**EXERCISE GOAL:**
Produce a verbatim copy of the entries listed below.

**DATA SUPPLIED:**
..........

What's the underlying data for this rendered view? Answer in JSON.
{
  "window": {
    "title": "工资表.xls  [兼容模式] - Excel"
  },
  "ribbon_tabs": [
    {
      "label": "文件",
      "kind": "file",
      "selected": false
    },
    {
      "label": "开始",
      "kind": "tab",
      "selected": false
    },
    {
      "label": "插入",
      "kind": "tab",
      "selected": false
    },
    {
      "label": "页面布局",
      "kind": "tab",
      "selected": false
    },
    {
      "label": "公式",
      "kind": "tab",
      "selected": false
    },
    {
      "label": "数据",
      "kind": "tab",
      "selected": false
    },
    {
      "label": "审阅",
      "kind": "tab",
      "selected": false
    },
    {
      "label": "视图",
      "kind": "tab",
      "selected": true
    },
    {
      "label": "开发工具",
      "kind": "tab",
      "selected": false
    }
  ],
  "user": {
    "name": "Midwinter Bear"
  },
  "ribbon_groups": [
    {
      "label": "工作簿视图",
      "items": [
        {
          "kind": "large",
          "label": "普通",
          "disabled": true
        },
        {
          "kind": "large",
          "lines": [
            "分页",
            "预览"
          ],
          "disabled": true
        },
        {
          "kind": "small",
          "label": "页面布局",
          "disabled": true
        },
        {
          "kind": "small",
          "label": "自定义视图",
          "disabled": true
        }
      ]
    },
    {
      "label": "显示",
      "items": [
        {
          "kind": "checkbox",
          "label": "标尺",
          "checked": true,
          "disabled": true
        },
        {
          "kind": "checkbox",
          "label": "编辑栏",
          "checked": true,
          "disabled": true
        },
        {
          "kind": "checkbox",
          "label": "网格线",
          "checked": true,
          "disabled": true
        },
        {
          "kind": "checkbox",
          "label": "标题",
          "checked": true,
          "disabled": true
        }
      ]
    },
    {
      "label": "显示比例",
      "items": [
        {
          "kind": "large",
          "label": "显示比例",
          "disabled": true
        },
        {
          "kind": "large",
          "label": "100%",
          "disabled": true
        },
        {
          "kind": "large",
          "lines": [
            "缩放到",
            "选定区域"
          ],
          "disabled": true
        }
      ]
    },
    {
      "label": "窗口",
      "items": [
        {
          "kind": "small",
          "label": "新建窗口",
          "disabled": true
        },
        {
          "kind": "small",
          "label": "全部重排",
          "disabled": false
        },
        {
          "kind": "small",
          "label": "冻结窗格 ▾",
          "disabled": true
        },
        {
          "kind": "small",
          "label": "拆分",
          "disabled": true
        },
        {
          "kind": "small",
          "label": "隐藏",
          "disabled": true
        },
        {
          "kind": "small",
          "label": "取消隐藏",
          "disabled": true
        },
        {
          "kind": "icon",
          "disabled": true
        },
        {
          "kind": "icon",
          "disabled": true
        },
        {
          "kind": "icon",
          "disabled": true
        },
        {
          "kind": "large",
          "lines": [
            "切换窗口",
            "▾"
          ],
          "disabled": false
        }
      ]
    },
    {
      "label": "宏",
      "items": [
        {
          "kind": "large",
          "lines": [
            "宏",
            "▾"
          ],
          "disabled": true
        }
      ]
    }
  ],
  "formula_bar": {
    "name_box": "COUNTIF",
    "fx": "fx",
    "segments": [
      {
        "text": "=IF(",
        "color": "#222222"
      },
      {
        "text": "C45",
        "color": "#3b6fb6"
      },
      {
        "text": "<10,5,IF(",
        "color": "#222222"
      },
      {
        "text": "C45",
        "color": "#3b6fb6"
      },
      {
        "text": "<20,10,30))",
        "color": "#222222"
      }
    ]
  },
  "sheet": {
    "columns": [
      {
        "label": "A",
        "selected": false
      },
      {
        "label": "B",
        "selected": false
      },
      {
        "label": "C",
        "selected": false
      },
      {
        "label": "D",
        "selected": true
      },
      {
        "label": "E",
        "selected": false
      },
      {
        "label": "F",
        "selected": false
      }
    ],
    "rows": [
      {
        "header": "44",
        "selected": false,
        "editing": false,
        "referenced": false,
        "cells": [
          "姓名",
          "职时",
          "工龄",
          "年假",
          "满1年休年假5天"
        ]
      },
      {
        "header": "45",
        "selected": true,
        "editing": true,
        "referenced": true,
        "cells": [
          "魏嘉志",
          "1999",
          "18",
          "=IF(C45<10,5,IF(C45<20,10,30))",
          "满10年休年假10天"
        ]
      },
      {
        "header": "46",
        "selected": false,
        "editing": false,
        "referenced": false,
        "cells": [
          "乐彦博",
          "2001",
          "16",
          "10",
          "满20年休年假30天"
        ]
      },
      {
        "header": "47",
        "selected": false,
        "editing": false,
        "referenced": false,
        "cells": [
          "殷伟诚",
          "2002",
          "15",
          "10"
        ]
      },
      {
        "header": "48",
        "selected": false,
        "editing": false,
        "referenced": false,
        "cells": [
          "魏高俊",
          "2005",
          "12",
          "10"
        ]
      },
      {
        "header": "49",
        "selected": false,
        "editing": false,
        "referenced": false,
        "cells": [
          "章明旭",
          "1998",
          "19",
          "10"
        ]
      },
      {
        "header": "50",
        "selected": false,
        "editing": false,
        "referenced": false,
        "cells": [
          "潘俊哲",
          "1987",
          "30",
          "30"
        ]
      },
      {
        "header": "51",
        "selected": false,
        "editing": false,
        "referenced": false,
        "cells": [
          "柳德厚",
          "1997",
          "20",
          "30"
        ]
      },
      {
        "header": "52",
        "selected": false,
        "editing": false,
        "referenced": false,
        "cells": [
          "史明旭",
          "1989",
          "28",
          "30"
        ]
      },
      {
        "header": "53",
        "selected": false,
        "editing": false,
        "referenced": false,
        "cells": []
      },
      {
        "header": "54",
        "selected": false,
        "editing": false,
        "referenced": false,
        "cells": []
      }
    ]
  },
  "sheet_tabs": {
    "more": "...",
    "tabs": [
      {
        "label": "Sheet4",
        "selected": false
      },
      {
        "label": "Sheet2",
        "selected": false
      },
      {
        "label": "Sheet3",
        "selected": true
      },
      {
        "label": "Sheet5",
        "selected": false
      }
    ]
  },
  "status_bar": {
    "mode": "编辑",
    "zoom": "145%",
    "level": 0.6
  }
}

..........

**REPLY TO THE TASK:**
What's the underlying data for this rendered view? Answer in JSON.
{
  "window": {
    "title": "工资表.xls  [兼容模式] - Excel"
  },
  "ribbon_tabs": [
    {
      "label": "文件",
      "kind": "file",
      "selected": false
    },
    {
      "label": "开始",
      "kind": "tab",
      "selected": false
    },
    {
      "label": "插入",
      "kind": "tab",
      "selected": false
    },
    {
      "label": "页面布局",
      "kind": "tab",
      "selected": false
    },
    {
      "label": "公式",
      "kind": "tab",
      "selected": false
    },
    {
      "label": "数据",
      "kind": "tab",
      "selected": false
    },
    {
      "label": "审阅",
      "kind": "tab",
      "selected": false
    },
    {
      "label": "视图",
      "kind": "tab",
      "selected": true
    },
    {
      "label": "开发工具",
      "kind": "tab",
      "selected": false
    }
  ],
  "user": {
    "name": "Midwinter Bear"
  },
  "ribbon_groups": [
    {
      "label": "工作簿视图",
      "items": [
        {
          "kind": "large",
          "label": "普通",
          "disabled": true
        },
        {
          "kind": "large",
          "lines": [
            "分页",
            "预览"
          ],
          "disabled": true
        },
        {
          "kind": "small",
          "label": "页面布局",
          "disabled": true
        },
        {
          "kind": "small",
          "label": "自定义视图",
          "disabled": true
        }
      ]
    },
    {
      "label": "显示",
      "items": [
        {
          "kind": "checkbox",
          "label": "标尺",
          "checked": true,
          "disabled": true
        },
        {
          "kind": "checkbox",
          "label": "编辑栏",
          "checked": true,
          "disabled": true
        },
        {
          "kind": "checkbox",
          "label": "网格线",
          "checked": true,
          "disabled": true
        },
        {
          "kind": "checkbox",
          "label": "标题",
          "checked": true,
          "disabled": true
        }
      ]
    },
    {
      "label": "显示比例",
      "items": [
        {
          "kind": "large",
          "label": "显示比例",
          "disabled": true
        },
        {
          "kind": "large",
          "label": "100%",
          "disabled": true
        },
        {
          "kind": "large",
          "lines": [
            "缩放到",
            "选定区域"
          ],
          "disabled": true
        }
      ]
    },
    {
      "label": "窗口",
      "items": [
        {
          "kind": "small",
          "label": "新建窗口",
          "disabled": true
        },
        {
          "kind": "small",
          "label": "全部重排",
          "disabled": false
        },
        {
          "kind": "small",
          "label": "冻结窗格 ▾",
          "disabled": true
        },
        {
          "kind": "small",
          "label": "拆分",
          "disabled": true
        },
        {
          "kind": "small",
          "label": "隐藏",
          "disabled": true
        },
        {
          "kind": "small",
          "label": "取消隐藏",
          "disabled": true
        },
        {
          "kind": "icon",
          "disabled": true
        },
        {
          "kind": "icon",
          "disabled": true
        },
        {
          "kind": "icon",
          "disabled": true
        },
        {
          "kind": "large",
          "lines": [
            "切换窗口",
            "▾"
          ],
          "disabled": false
        }
      ]
    },
    {
      "label": "宏",
      "items": [
        {
          "kind": "large",
          "lines": [
            "宏",
            "▾"
          ],
          "disabled": true
        }
      ]
    }
  ],
  "formula_bar": {
    "name_box": "COUNTIF",
    "fx": "fx",
    "segments": [
      {
        "text": "=IF(",
        "color": "#222222"
      },
      {
        "text": "C45",
        "color": "#3b6fb6"
      },
      {
        "text": "<10,5,IF(",
        "color": "#222222"
      },
      {
        "text": "C45",
        "color": "#3b6fb6"
      },
      {
        "text": "<20,10,30))",
        "color": "#222222"
      }
    ]
  },
  "sheet": {
    "columns": [
      {
        "label": "A",
        "selected": false
      },
      {
        "label": "B",
        "selected": false
      },
      {
        "label": "C",
        "selected": false
      },
      {
        "label": "D",
        "selected": true
      },
      {
        "label": "E",
        "selected": false
      },
      {
        "label": "F",
        "selected": false
      }
    ],
    "rows": [
      {
        "header": "44",
        "selected": false,
        "editing": false,
        "referenced": false,
        "cells": [
          "姓名",
          "职时",
          "工龄",
          "年假",
          "满1年休年假5天"
        ]
      },
      {
        "header": "45",
        "selected": true,
        "editing": true,
        "referenced": true,
        "cells": [
          "魏嘉志",
          "1999",
          "18",
          "=IF(C45<10,5,IF(C45<20,10,30))",
          "满10年休年假10天"
        ]
      },
      {
        "header": "46",
        "selected": false,
        "editing": false,
        "referenced": false,
        "cells": [
          "乐彦博",
          "2001",
          "16",
          "10",
          "满20年休年假30天"
        ]
      },
      {
        "header": "47",
        "selected": false,
        "editing": false,
        "referenced": false,
        "cells": [
          "殷伟诚",
          "2002",
          "15",
          "10"
        ]
      },
      {
        "header": "48",
        "selected": false,
        "editing": false,
        "referenced": false,
        "cells": [
          "魏高俊",
          "2005",
          "12",
          "10"
        ]
      },
      {
        "header": "49",
        "selected": false,
        "editing": false,
        "referenced": false,
        "cells": [
          "章明旭",
          "1998",
          "19",
          "10"
        ]
      },
      {
        "header": "50",
        "selected": false,
        "editing": false,
        "referenced": false,
        "cells": [
          "潘俊哲",
          "1987",
          "30",
          "30"
        ]
      },
      {
        "header": "51",
        "selected": false,
        "editing": false,
        "referenced": false,
        "cells": [
          "柳德厚",
          "1997",
          "20",
          "30"
        ]
      },
      {
        "header": "52",
        "selected": false,
        "editing": false,
        "referenced": false,
        "cells": [
          "史明旭",
          "1989",
          "28",
          "30"
        ]
      },
      {
        "header": "53",
        "selected": false,
        "editing": false,
        "referenced": false,
        "cells": []
      },
      {
        "header": "54",
        "selected": false,
        "editing": false,
        "referenced": false,
        "cells": []
      }
    ]
  },
  "sheet_tabs": {
    "more": "...",
    "tabs": [
      {
        "label": "Sheet4",
        "selected": false
      },
      {
        "label": "Sheet2",
        "selected": false
      },
      {
        "label": "Sheet3",
        "selected": true
      },
      {
        "label": "Sheet5",
        "selected": false
      }
    ]
  },
  "status_bar": {
    "mode": "编辑",
    "zoom": "145%",
    "level": 0.6
  }
}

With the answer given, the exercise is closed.